# [AIM]
Identify each line below containing the string "língua" and copy it.

[Dataset items]
---
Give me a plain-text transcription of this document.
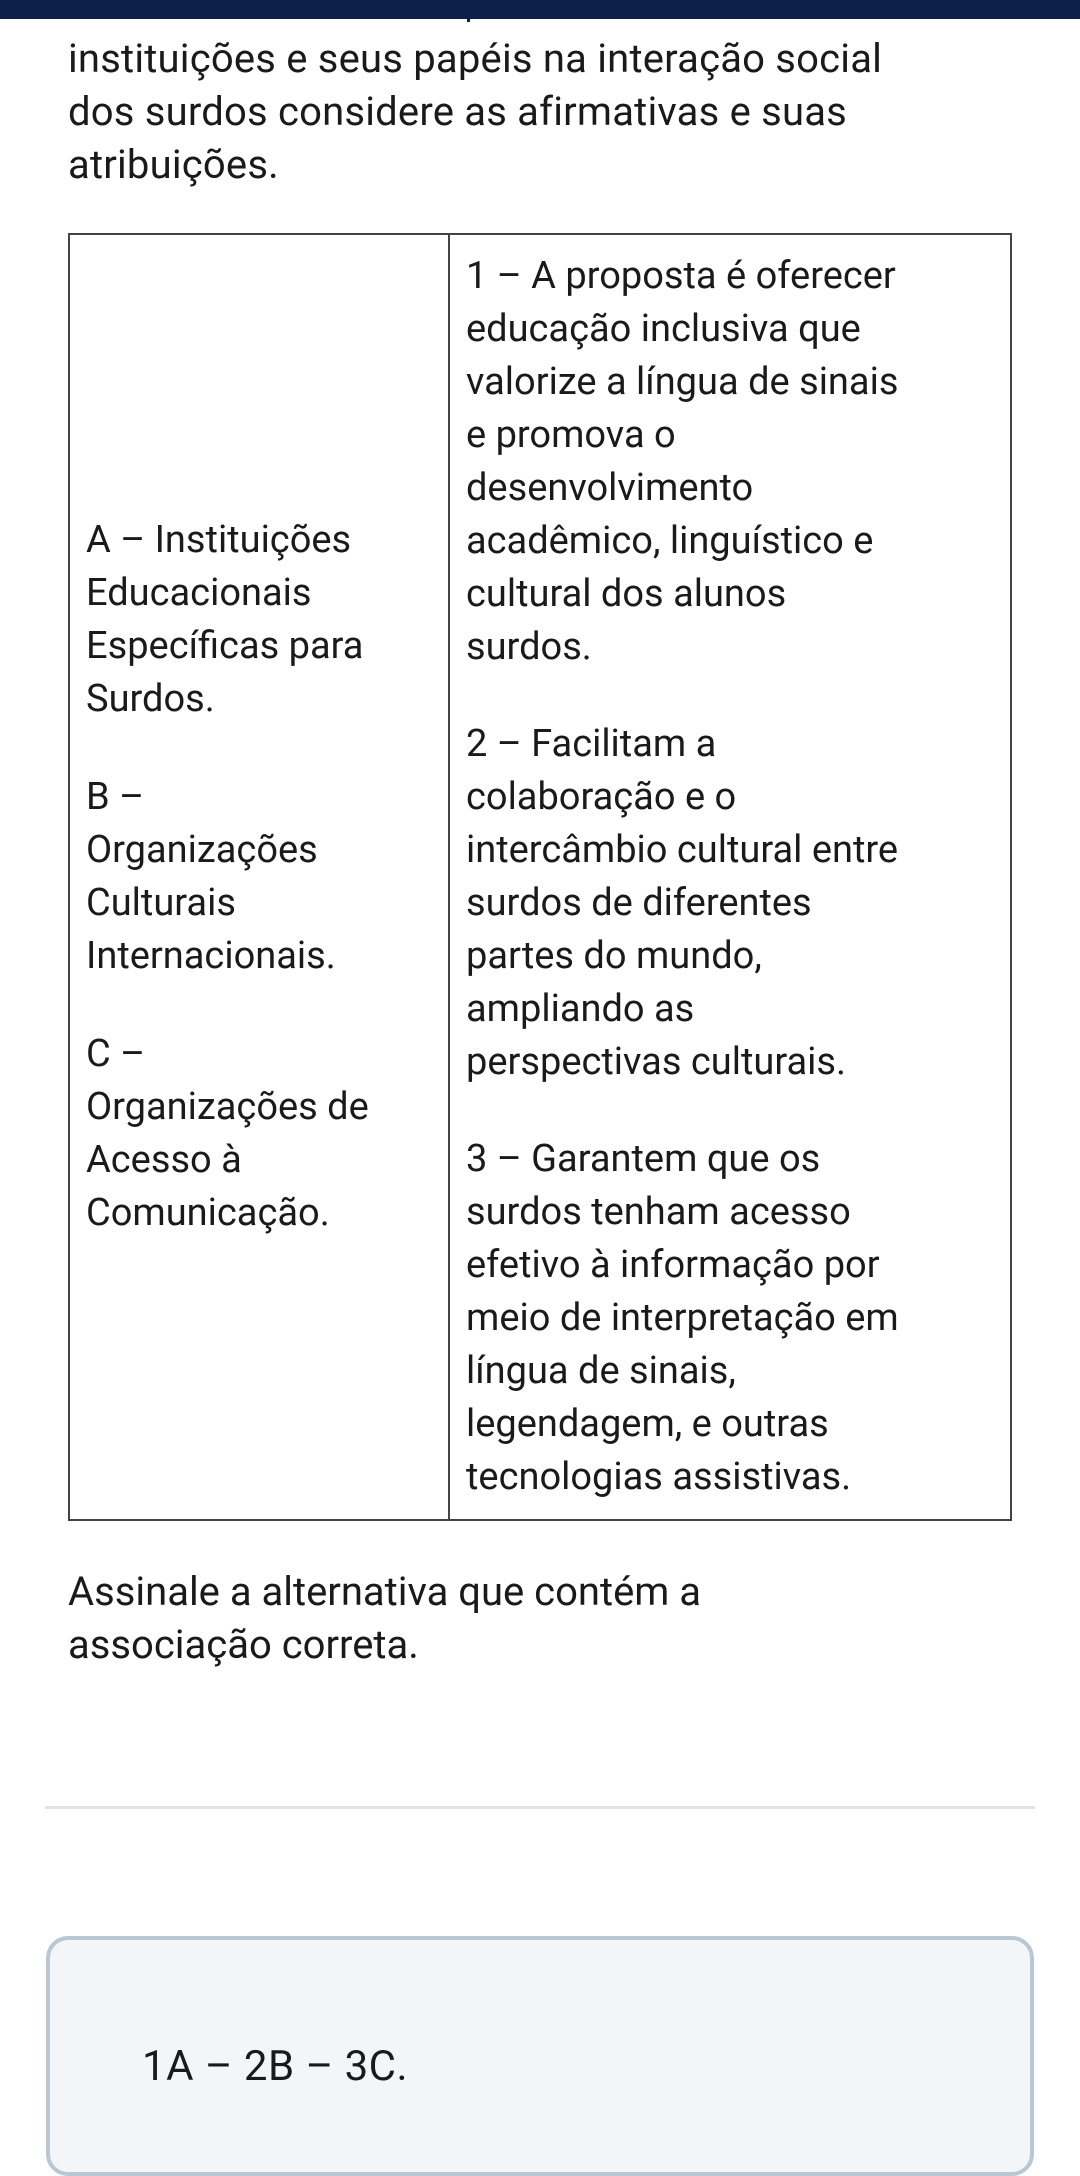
instituições e seus papéis na interação social
dos surdos considere as afirmativas e suas
atribuições.
A – Instituições
Educacionais
Específicas para
Surdos.
B –
Organizações
Culturais
Internacionais.
C –
Organizações de
Acesso à
Comunicação.
1 – A proposta é oferecer
educação inclusiva que
valorize a língua de sinais
e promova o
desenvolvimento
acadêmico, linguístico e
cultural dos alunos
surdos.
2 – Facilitam a
colaboração e o
intercâmbio cultural entre
surdos de diferentes
partes do mundo,
ampliando as
perspectivas culturais.
3 – Garantem que os
surdos tenham acesso
efetivo à informação por
meio de interpretação em
língua de sinais,
legendagem, e outras
tecnologias assistivas.
Assinale a alternativa que contém a
associação correta.
1A – 2B – 3C.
---
# [EXERCISE SOLUTION]
valorize a língua de sinais
língua de sinais,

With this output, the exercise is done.